Task objective: Write out the records again, swapping "Patent image size" for "Drawing dimensions" wherever it occurs and leaving everything else unchanged.
START Available records
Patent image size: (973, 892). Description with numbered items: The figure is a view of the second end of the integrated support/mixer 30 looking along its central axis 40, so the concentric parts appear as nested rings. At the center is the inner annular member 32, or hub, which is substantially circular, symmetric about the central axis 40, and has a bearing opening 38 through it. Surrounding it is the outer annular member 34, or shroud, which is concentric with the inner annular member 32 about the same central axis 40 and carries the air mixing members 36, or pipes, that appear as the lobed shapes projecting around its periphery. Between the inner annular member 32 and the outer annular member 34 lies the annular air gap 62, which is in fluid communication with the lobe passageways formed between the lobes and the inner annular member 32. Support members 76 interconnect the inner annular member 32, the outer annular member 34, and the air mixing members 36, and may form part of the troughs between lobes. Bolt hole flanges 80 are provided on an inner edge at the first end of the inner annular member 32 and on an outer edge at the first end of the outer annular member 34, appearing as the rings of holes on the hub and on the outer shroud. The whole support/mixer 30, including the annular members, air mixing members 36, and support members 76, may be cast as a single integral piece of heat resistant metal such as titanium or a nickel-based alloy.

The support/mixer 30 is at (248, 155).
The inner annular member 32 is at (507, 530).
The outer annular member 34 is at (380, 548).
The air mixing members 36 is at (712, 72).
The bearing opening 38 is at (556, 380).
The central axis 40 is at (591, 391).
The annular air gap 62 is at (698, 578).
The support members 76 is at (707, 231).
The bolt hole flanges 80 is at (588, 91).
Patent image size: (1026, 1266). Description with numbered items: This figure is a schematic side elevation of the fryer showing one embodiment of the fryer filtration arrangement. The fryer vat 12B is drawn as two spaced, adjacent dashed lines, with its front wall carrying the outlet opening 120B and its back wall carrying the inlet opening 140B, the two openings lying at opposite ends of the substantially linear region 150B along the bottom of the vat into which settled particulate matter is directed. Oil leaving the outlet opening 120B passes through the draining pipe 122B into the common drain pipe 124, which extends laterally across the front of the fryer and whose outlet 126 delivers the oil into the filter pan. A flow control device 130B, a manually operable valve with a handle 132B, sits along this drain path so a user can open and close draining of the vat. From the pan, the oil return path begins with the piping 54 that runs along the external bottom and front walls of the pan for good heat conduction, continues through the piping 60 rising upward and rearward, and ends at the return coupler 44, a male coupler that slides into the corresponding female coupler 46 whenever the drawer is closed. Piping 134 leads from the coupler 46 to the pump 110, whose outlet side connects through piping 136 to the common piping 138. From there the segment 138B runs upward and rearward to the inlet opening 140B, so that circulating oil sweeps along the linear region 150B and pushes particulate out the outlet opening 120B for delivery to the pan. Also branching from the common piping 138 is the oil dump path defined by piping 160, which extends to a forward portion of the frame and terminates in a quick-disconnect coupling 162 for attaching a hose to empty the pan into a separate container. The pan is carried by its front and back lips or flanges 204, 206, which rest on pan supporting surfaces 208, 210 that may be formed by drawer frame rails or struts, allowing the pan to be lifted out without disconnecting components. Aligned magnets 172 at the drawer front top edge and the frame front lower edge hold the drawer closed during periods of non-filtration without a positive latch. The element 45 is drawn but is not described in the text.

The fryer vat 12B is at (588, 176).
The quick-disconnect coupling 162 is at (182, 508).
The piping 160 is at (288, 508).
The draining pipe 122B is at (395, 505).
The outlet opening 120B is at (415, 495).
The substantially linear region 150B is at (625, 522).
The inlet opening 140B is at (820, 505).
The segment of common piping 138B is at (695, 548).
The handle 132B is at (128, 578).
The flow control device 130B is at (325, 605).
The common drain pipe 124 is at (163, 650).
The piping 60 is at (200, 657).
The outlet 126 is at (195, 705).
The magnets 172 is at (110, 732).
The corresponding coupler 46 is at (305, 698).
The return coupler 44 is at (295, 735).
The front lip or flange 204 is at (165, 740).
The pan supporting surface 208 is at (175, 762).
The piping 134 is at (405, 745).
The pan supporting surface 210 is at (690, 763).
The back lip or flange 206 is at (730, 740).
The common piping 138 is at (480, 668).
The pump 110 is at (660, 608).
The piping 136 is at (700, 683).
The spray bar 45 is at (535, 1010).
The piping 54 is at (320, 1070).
END Available records
Task response:
Drawing dimensions: (973, 892). Description with numbered items: The figure is a view of the second end of the integrated support/mixer 30 looking along its central axis 40, so the concentric parts appear as nested rings. At the center is the inner annular member 32, or hub, which is substantially circular, symmetric about the central axis 40, and has a bearing opening 38 through it. Surrounding it is the outer annular member 34, or shroud, which is concentric with the inner annular member 32 about the same central axis 40 and carries the air mixing members 36, or pipes, that appear as the lobed shapes projecting around its periphery. Between the inner annular member 32 and the outer annular member 34 lies the annular air gap 62, which is in fluid communication with the lobe passageways formed between the lobes and the inner annular member 32. Support members 76 interconnect the inner annular member 32, the outer annular member 34, and the air mixing members 36, and may form part of the troughs between lobes. Bolt hole flanges 80 are provided on an inner edge at the first end of the inner annular member 32 and on an outer edge at the first end of the outer annular member 34, appearing as the rings of holes on the hub and on the outer shroud. The whole support/mixer 30, including the annular members, air mixing members 36, and support members 76, may be cast as a single integral piece of heat resistant metal such as titanium or a nickel-based alloy.

The support/mixer 30 is at (248, 155).
The inner annular member 32 is at (507, 530).
The outer annular member 34 is at (380, 548).
The air mixing members 36 is at (712, 72).
The bearing opening 38 is at (556, 380).
The central axis 40 is at (591, 391).
The annular air gap 62 is at (698, 578).
The support members 76 is at (707, 231).
The bolt hole flanges 80 is at (588, 91).
Drawing dimensions: (1026, 1266). Description with numbered items: This figure is a schematic side elevation of the fryer showing one embodiment of the fryer filtration arrangement. The fryer vat 12B is drawn as two spaced, adjacent dashed lines, with its front wall carrying the outlet opening 120B and its back wall carrying the inlet opening 140B, the two openings lying at opposite ends of the substantially linear region 150B along the bottom of the vat into which settled particulate matter is directed. Oil leaving the outlet opening 120B passes through the draining pipe 122B into the common drain pipe 124, which extends laterally across the front of the fryer and whose outlet 126 delivers the oil into the filter pan. A flow control device 130B, a manually operable valve with a handle 132B, sits along this drain path so a user can open and close draining of the vat. From the pan, the oil return path begins with the piping 54 that runs along the external bottom and front walls of the pan for good heat conduction, continues through the piping 60 rising upward and rearward, and ends at the return coupler 44, a male coupler that slides into the corresponding female coupler 46 whenever the drawer is closed. Piping 134 leads from the coupler 46 to the pump 110, whose outlet side connects through piping 136 to the common piping 138. From there the segment 138B runs upward and rearward to the inlet opening 140B, so that circulating oil sweeps along the linear region 150B and pushes particulate out the outlet opening 120B for delivery to the pan. Also branching from the common piping 138 is the oil dump path defined by piping 160, which extends to a forward portion of the frame and terminates in a quick-disconnect coupling 162 for attaching a hose to empty the pan into a separate container. The pan is carried by its front and back lips or flanges 204, 206, which rest on pan supporting surfaces 208, 210 that may be formed by drawer frame rails or struts, allowing the pan to be lifted out without disconnecting components. Aligned magnets 172 at the drawer front top edge and the frame front lower edge hold the drawer closed during periods of non-filtration without a positive latch. The element 45 is drawn but is not described in the text.

The fryer vat 12B is at (588, 176).
The quick-disconnect coupling 162 is at (182, 508).
The piping 160 is at (288, 508).
The draining pipe 122B is at (395, 505).
The outlet opening 120B is at (415, 495).
The substantially linear region 150B is at (625, 522).
The inlet opening 140B is at (820, 505).
The segment of common piping 138B is at (695, 548).
The handle 132B is at (128, 578).
The flow control device 130B is at (325, 605).
The common drain pipe 124 is at (163, 650).
The piping 60 is at (200, 657).
The outlet 126 is at (195, 705).
The magnets 172 is at (110, 732).
The corresponding coupler 46 is at (305, 698).
The return coupler 44 is at (295, 735).
The front lip or flange 204 is at (165, 740).
The pan supporting surface 208 is at (175, 762).
The piping 134 is at (405, 745).
The pan supporting surface 210 is at (690, 763).
The back lip or flange 206 is at (730, 740).
The common piping 138 is at (480, 668).
The pump 110 is at (660, 608).
The piping 136 is at (700, 683).
The spray bar 45 is at (535, 1010).
The piping 54 is at (320, 1070).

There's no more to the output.